* _QUOTED PASSAGE_
..............................

ASRock Z690 PG Velocita (DDR5)

Sitting below the Z690 Taichi in its product stack, ASRock also has a couple of Phantom Gaming series branded boards for Intel's Z690 and Alder Lake launch. The most apparent of the ATX sized versions is the ASRock Z690 PG Velocita, which was introduced back during the launch of Intel's 10th generation Z490 chipset. The ASRock Z690 PG Velocita has an interesting design layout, with elements of black, red, and purple within the rear panel cover, and integrated RGB LEDs built into both the rear panel cover and chipset heatsink.

Looking at the board's PCIe slot support. ASRock includes five PCIe slots in total, including one full-length PCIe 5.0 x16, one full-length PCIe 4.0 x4, one full-length PCIe 3.0 x4 slot, and two PCIe 3.0 x1 slots. For storage, there are four M.2 slots in total including one with support for PCIe 5.0 x4 drives when they eventually hit the market, two PCIe 4.0 x4 M.2 slots, and one PCIe 3.0 x4 M.2 slot. ASRock also includes six SATA ports with support for RAID 0, 1, 5, and 10 arrays. Located in the top right-hand corner are four memory slots, which can support speeds of up to DDR5-6400, and a combined capacity of up to 128 GB.

..............................

* _WORK TO DO_
Please transcribe the part of the ASRock Z690 PG Velocita write-up above that begins at the words "Looking at the" and stops after "up to 128 GB.".

..............................

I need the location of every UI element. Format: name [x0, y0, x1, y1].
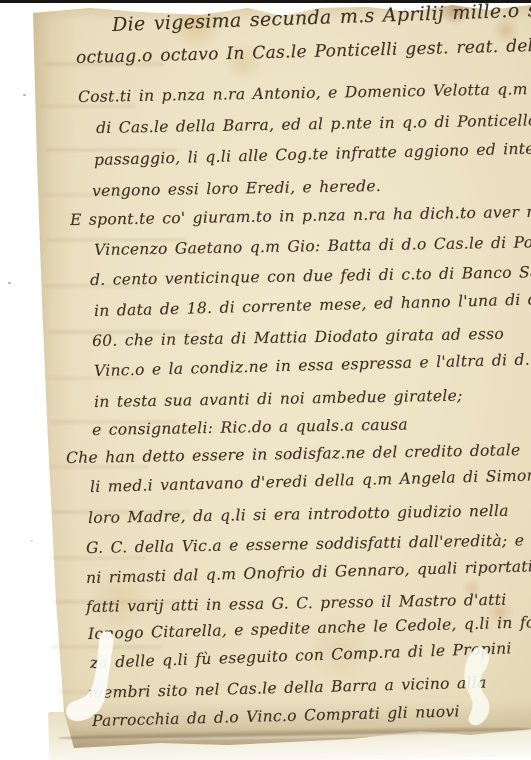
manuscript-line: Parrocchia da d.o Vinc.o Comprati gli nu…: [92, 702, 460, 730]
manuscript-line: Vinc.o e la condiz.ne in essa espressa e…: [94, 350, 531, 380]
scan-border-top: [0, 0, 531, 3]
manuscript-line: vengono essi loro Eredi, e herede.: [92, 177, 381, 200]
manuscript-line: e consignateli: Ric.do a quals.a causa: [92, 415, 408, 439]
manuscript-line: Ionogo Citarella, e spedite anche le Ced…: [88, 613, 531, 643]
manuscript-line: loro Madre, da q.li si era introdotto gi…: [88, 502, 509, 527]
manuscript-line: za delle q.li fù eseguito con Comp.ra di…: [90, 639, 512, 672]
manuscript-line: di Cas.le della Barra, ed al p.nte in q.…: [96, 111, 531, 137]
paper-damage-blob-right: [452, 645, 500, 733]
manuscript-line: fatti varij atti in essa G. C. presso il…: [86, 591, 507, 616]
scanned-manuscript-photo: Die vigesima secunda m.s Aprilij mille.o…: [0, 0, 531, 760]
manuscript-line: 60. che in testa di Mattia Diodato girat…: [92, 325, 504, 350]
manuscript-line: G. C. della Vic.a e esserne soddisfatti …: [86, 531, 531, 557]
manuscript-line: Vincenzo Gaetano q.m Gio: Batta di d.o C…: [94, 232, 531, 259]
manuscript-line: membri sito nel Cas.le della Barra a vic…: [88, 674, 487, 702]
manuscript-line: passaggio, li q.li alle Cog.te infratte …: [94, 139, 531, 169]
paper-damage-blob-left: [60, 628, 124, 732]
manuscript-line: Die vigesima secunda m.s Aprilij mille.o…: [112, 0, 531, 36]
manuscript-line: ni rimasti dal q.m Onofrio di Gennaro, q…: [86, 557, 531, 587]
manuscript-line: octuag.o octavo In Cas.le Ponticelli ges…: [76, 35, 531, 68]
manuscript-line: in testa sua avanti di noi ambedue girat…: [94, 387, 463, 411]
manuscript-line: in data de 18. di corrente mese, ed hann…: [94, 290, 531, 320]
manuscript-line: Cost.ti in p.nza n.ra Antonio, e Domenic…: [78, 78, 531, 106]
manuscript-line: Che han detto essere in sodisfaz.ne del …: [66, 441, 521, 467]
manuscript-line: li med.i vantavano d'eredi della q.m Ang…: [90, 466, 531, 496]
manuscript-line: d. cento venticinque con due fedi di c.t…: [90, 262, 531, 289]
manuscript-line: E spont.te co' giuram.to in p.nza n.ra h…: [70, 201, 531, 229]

..............................

* _FINISHED EXERCISE_
Looking at the board's PCIe slot support. ASRock includes five PCIe slots in total, including one full-length PCIe 5.0 x16, one full-length PCIe 4.0 x4, one full-length PCIe 3.0 x4 slot, and two PCIe 3.0 x1 slots. For storage, there are four M.2 slots in total including one with support for PCIe 5.0 x4 drives when they eventually hit the market, two PCIe 4.0 x4 M.2 slots, and one PCIe 3.0 x4 M.2 slot. ASRock also includes six SATA ports with support for RAID 0, 1, 5, and 10 arrays. Located in the top right-hand corner are four memory slots, which can support speeds of up to DDR5-6400, and a combined capacity of up to 128 GB.